▼

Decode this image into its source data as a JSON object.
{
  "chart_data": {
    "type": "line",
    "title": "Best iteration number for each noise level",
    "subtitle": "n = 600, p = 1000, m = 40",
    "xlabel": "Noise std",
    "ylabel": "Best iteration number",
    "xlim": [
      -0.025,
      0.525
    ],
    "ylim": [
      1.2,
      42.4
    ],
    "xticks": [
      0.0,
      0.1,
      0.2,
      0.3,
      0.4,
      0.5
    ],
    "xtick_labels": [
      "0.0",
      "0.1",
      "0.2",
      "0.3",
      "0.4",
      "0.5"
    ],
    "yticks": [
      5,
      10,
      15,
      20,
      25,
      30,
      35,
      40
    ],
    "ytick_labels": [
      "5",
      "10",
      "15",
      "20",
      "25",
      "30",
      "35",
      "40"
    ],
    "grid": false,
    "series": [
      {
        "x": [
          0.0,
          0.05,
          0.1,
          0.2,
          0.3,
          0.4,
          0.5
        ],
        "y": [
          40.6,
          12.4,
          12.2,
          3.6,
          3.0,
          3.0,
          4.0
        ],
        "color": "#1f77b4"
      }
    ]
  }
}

▲

:: GIVEN TASK ::
Reproduce the records above exactly as they appear.

:: FINAL ANSWER ::
Decode this image into its source data as a JSON object.
{
  "chart_data": {
    "type": "line",
    "title": "Best iteration number for each noise level",
    "subtitle": "n = 600, p = 1000, m = 40",
    "xlabel": "Noise std",
    "ylabel": "Best iteration number",
    "xlim": [
      -0.025,
      0.525
    ],
    "ylim": [
      1.2,
      42.4
    ],
    "xticks": [
      0.0,
      0.1,
      0.2,
      0.3,
      0.4,
      0.5
    ],
    "xtick_labels": [
      "0.0",
      "0.1",
      "0.2",
      "0.3",
      "0.4",
      "0.5"
    ],
    "yticks": [
      5,
      10,
      15,
      20,
      25,
      30,
      35,
      40
    ],
    "ytick_labels": [
      "5",
      "10",
      "15",
      "20",
      "25",
      "30",
      "35",
      "40"
    ],
    "grid": false,
    "series": [
      {
        "x": [
          0.0,
          0.05,
          0.1,
          0.2,
          0.3,
          0.4,
          0.5
        ],
        "y": [
          40.6,
          12.4,
          12.2,
          3.6,
          3.0,
          3.0,
          4.0
        ],
        "color": "#1f77b4"
      }
    ]
  }
}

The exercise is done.